*Exercise description*. Using the listing below, report all lines holding the word "name".

┌─ Data records

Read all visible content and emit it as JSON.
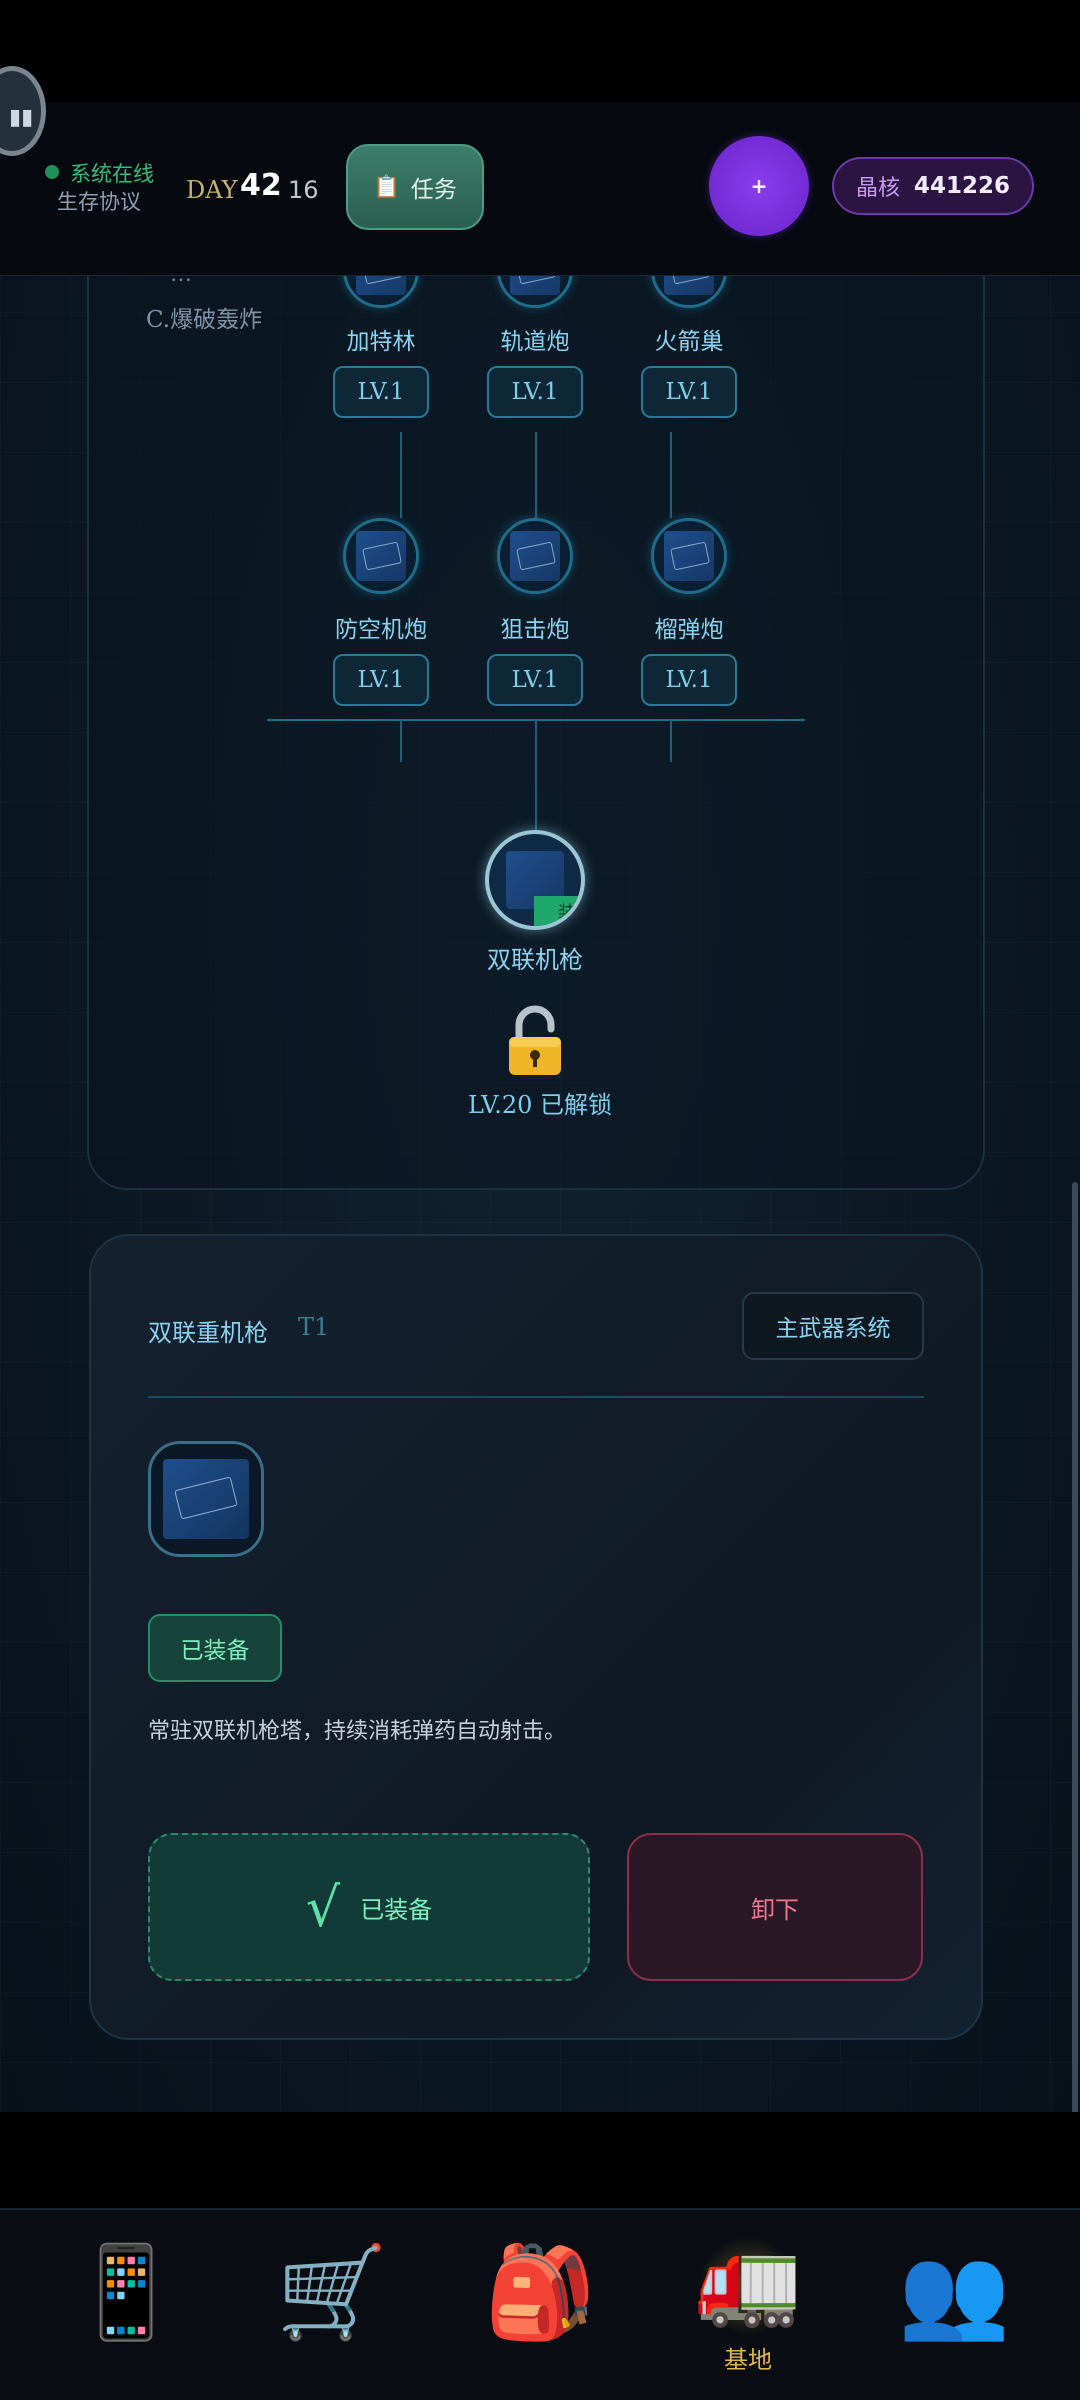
{
  "hud": {
    "status_online": "系统在线",
    "status_protocol": "生存协议",
    "day_label": "DAY",
    "day_number": "42",
    "day_sub": "16",
    "task_icon": "clipboard-icon",
    "task_label": "任务",
    "plus_label": "+",
    "crystal_label": "晶核",
    "crystal_value": "441226"
  },
  "tree": {
    "side_option_partial": "…",
    "side_option": "C.爆破轰炸",
    "row1": [
      {
        "name": "加特林",
        "level": "LV.1"
      },
      {
        "name": "轨道炮",
        "level": "LV.1"
      },
      {
        "name": "火箭巢",
        "level": "LV.1"
      }
    ],
    "row2": [
      {
        "name": "防空机炮",
        "level": "LV.1"
      },
      {
        "name": "狙击炮",
        "level": "LV.1"
      },
      {
        "name": "榴弹炮",
        "level": "LV.1"
      }
    ],
    "root": {
      "name": "双联机枪",
      "tag": "装"
    },
    "unlock_text": "LV.20 已解锁"
  },
  "detail": {
    "title": "双联重机枪",
    "tier": "T1",
    "system_button": "主武器系统",
    "equipped_tag": "已装备",
    "description": "常驻双联机枪塔，持续消耗弹药自动射击。",
    "equipped_button": "已装备",
    "equipped_check": "√",
    "unload_button": "卸下"
  },
  "nav": [
    {
      "icon": "phone-icon",
      "emoji": "📱",
      "label": ""
    },
    {
      "icon": "cart-icon",
      "emoji": "🛒",
      "label": ""
    },
    {
      "icon": "backpack-icon",
      "emoji": "🎒",
      "label": ""
    },
    {
      "icon": "truck-icon",
      "emoji": "🚛",
      "label": "基地"
    },
    {
      "icon": "people-icon",
      "emoji": "👥",
      "label": ""
    }
  ]
}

└─

*Correct response*.
        "name": "加特林",
        "name": "轨道炮",
        "name": "火箭巢",
        "name": "防空机炮",
        "name": "狙击炮",
        "name": "榴弹炮",
      "name": "双联机枪",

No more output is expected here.